START Information shown
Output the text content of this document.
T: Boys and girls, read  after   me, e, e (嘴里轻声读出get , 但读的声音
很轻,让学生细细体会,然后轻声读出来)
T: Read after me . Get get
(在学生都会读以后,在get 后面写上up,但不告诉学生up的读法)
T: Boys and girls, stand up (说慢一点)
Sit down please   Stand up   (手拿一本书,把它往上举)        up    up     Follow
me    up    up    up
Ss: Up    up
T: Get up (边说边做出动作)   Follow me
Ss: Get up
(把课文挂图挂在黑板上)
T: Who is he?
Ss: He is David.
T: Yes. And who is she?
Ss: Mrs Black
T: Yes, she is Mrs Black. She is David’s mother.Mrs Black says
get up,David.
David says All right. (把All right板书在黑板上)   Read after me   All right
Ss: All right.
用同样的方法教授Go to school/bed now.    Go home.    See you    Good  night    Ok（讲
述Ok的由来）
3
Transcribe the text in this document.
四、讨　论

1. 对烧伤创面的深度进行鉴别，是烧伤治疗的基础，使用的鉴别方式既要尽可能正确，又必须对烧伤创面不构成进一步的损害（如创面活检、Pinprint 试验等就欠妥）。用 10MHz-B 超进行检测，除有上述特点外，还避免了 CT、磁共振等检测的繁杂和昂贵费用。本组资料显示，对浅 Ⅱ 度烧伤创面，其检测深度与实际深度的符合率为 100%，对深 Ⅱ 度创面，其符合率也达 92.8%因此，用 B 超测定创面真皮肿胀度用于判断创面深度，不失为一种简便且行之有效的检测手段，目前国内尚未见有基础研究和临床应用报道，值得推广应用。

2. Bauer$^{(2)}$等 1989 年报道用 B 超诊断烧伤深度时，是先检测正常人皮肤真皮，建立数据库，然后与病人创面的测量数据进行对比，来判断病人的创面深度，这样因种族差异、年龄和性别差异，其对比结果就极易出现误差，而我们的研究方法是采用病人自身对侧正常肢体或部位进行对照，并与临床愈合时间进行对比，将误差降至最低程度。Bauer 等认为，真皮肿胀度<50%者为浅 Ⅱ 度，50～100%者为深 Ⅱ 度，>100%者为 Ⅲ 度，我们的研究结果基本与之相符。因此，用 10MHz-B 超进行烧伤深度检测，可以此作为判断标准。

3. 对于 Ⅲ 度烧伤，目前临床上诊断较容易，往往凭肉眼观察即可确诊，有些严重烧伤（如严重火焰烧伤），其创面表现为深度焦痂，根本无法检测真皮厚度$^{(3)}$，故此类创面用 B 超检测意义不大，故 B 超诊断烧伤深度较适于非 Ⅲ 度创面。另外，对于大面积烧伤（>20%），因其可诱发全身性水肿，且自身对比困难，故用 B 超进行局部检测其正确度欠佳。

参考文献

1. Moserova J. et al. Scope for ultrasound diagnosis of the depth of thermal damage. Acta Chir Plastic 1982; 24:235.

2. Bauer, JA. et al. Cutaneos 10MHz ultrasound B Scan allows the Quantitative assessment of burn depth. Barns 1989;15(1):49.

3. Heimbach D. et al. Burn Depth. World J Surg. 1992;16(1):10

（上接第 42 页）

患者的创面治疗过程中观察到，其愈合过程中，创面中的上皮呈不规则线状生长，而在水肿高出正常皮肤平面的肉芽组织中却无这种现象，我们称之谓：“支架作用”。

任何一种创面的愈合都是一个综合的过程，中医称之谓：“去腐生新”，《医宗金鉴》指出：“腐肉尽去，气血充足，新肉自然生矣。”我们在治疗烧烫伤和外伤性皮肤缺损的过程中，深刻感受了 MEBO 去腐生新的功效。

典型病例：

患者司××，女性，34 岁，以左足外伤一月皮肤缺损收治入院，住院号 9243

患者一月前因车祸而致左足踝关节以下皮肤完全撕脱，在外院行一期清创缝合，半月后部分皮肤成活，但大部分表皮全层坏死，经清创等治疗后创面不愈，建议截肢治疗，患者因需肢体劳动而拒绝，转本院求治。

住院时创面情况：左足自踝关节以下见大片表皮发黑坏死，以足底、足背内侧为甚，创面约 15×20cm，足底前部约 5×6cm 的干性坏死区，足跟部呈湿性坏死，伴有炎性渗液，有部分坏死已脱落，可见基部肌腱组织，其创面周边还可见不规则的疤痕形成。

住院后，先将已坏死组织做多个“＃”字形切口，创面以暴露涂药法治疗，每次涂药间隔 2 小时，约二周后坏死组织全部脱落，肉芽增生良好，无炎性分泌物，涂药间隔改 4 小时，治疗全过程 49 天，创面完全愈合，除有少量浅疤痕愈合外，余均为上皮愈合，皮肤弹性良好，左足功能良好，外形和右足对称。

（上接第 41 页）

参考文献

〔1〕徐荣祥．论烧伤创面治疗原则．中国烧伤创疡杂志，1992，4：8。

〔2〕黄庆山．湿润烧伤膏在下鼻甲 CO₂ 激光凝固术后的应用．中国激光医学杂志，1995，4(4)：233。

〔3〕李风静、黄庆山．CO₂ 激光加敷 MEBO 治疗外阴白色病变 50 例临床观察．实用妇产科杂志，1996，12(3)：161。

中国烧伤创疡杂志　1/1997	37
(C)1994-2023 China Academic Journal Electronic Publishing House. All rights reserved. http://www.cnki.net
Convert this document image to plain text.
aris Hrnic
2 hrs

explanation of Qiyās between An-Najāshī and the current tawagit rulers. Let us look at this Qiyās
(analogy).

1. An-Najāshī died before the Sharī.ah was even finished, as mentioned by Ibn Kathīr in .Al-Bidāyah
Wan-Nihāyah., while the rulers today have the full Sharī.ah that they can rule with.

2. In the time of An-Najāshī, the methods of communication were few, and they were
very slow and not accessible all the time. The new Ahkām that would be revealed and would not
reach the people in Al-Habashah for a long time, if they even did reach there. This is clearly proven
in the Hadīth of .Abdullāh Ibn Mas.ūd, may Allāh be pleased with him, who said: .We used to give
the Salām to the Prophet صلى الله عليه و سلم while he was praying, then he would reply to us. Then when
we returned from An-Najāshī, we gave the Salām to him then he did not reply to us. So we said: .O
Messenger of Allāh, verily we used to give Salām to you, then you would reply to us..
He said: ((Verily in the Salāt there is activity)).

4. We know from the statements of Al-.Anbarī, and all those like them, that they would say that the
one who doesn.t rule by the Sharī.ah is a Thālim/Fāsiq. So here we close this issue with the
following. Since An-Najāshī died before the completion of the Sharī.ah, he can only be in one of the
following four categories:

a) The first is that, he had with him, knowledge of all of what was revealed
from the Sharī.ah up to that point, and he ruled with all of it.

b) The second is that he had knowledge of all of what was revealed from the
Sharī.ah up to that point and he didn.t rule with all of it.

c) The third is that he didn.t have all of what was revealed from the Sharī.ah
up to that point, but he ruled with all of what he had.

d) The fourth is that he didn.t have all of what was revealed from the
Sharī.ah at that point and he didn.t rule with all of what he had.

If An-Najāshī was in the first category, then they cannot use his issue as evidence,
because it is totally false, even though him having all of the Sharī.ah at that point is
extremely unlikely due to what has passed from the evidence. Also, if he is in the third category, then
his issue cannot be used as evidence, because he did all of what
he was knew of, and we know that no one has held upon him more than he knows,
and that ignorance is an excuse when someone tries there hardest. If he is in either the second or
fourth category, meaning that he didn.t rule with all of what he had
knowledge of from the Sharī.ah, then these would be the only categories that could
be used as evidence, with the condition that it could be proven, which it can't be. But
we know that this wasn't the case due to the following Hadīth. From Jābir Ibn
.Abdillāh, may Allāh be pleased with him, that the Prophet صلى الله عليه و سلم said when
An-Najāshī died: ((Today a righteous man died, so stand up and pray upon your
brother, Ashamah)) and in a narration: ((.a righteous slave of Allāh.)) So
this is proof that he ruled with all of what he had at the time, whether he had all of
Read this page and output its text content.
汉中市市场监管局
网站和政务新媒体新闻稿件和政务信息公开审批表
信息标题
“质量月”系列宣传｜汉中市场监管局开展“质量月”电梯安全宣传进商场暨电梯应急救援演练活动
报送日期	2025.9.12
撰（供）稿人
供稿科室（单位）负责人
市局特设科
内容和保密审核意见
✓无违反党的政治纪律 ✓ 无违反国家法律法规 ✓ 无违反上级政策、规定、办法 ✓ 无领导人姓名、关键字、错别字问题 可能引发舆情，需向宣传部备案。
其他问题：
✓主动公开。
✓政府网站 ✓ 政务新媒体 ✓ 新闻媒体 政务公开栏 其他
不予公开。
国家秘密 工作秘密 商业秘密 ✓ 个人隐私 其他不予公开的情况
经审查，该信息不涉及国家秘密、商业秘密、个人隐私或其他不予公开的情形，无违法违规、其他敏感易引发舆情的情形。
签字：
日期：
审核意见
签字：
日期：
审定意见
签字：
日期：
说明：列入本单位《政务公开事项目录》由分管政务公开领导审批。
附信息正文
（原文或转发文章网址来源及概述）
END Information shown
◆ Task to carry out ◆
Gather up the lines that contain the word "Hadīth".

◆ Result ◆
in the Hadīth of .Abdullāh Ibn Mas.ūd, may Allāh be pleased with him, who said: .We used to give
we know that this wasn't the case due to the following Hadīth. From Jābir Ibn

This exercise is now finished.